EXERCISE => Your reply should be one number: the count of lines holding the word "title".

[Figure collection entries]
::::
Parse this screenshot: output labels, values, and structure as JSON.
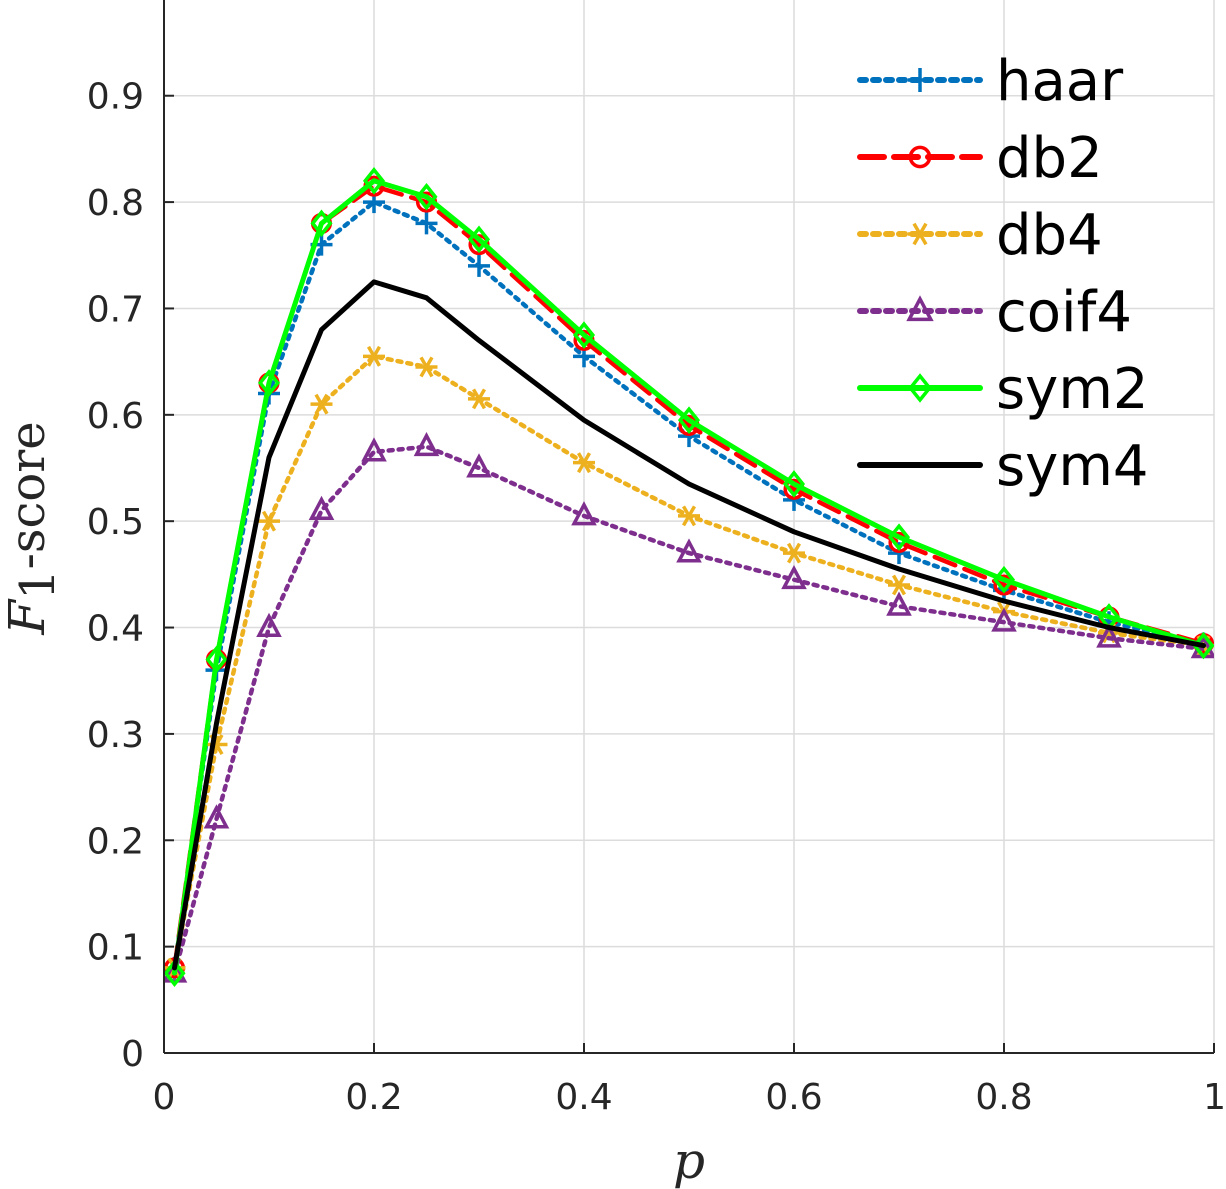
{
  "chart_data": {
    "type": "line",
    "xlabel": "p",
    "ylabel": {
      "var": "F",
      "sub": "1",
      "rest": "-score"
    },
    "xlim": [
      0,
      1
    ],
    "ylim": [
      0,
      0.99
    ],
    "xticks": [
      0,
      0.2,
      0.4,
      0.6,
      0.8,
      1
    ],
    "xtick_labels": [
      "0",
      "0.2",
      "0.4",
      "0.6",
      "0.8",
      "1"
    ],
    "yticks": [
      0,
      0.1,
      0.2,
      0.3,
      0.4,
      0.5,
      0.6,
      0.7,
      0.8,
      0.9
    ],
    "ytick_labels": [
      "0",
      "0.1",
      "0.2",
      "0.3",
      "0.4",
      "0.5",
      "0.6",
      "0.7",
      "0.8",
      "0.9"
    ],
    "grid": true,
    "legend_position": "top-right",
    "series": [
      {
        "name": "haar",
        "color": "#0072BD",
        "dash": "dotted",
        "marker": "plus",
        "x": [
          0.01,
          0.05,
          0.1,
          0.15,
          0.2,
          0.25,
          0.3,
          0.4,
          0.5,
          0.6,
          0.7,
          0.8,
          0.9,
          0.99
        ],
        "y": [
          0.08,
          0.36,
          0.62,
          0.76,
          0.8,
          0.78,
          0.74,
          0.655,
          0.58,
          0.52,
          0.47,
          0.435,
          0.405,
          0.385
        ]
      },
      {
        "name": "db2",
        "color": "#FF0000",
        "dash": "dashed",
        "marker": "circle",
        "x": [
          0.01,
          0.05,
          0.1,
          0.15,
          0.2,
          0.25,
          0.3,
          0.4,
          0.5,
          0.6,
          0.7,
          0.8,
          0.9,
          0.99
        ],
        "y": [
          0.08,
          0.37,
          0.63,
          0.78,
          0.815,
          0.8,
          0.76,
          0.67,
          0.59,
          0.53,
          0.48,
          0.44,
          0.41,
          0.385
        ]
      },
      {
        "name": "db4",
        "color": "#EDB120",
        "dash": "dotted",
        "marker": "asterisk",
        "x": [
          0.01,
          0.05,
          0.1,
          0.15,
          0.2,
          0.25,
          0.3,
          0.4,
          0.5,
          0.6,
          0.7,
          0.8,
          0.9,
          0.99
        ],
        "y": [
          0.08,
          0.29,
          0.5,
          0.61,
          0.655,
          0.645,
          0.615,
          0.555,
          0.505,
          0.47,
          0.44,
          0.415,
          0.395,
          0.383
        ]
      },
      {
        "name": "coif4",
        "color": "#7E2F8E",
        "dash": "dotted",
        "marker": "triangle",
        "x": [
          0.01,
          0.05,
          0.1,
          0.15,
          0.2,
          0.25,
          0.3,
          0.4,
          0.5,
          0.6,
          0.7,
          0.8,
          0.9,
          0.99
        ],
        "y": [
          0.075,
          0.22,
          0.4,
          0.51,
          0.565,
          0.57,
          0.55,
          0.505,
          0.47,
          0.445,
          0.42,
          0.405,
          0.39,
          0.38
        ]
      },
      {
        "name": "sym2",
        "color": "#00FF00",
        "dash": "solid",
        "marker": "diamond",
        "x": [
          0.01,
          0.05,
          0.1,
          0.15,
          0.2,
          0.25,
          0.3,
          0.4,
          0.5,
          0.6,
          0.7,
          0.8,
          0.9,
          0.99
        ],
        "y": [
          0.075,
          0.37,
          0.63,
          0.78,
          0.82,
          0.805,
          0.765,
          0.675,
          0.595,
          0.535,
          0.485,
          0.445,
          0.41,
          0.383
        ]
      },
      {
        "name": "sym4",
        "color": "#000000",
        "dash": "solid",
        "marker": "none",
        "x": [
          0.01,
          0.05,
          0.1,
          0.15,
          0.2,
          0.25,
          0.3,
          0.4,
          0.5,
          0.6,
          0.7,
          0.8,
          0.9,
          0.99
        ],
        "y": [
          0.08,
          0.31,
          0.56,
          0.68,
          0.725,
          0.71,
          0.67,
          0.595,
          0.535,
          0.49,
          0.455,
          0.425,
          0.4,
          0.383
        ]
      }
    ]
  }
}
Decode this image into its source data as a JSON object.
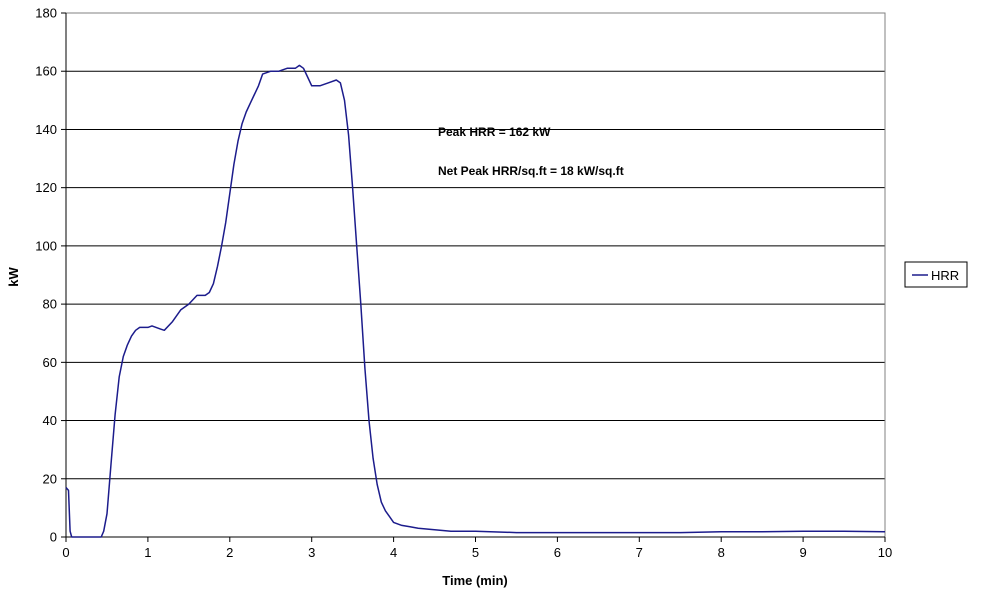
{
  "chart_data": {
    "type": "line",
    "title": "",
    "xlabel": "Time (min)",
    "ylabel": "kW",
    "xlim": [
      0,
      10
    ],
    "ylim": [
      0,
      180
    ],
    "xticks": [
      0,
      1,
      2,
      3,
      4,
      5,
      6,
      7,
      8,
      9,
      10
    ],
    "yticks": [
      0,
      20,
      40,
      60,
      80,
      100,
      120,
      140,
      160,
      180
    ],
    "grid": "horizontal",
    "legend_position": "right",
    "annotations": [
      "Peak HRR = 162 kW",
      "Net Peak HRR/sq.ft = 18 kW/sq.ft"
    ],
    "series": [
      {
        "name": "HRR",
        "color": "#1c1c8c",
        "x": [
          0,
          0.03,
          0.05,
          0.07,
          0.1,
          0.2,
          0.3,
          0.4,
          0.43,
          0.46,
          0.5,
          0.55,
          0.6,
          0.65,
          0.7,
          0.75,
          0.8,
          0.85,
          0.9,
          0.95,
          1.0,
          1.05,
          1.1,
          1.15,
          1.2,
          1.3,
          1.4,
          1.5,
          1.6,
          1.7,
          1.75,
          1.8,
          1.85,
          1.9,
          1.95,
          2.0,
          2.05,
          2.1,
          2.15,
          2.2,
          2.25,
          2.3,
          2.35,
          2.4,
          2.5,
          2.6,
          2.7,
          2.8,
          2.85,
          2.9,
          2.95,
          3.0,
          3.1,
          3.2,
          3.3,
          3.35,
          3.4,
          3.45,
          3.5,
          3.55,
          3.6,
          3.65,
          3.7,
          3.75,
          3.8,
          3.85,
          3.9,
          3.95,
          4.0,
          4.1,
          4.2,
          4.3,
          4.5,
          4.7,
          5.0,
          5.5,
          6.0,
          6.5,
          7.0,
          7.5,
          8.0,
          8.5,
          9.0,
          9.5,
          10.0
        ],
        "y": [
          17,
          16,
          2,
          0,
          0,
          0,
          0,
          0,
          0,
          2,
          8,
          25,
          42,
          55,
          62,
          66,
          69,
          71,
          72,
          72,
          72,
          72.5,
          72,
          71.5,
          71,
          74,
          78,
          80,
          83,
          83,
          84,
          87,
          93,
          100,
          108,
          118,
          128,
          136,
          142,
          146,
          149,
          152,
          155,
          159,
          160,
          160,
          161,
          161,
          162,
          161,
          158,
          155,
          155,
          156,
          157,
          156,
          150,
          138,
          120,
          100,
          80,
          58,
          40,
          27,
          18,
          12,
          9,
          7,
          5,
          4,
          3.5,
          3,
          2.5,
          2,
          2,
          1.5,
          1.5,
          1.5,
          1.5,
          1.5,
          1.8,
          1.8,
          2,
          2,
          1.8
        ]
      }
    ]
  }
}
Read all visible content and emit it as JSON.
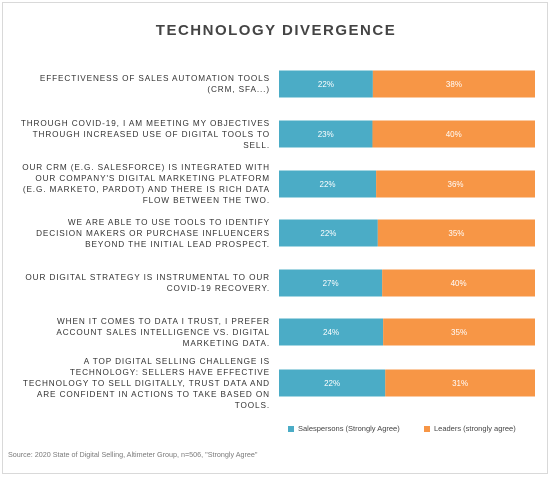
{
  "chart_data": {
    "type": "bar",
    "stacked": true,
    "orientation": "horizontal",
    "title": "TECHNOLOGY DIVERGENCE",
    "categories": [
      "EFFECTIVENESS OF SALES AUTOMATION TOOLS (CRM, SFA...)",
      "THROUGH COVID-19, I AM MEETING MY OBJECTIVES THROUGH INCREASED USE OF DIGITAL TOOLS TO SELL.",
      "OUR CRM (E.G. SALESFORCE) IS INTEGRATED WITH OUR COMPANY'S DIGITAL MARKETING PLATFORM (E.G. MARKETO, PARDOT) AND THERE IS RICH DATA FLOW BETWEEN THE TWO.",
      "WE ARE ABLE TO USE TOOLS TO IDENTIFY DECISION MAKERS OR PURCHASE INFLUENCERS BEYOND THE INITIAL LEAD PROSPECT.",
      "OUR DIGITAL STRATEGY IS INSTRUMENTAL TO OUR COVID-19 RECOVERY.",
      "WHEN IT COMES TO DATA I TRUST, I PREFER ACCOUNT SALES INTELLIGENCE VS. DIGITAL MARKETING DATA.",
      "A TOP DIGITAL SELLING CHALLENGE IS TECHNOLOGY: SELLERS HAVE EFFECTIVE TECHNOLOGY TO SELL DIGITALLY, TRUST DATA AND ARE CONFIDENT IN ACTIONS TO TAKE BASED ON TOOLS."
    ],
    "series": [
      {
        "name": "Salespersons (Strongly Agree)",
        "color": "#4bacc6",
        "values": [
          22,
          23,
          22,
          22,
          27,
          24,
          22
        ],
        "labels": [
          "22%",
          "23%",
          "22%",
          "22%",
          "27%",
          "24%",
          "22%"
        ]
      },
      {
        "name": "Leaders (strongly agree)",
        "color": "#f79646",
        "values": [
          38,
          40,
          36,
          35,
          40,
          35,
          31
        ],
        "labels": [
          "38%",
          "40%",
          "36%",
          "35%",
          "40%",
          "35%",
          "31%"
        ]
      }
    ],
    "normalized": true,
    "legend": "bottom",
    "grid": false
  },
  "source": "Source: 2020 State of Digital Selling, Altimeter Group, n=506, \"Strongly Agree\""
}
::::
SOLUTION FOR THIS TASK => 2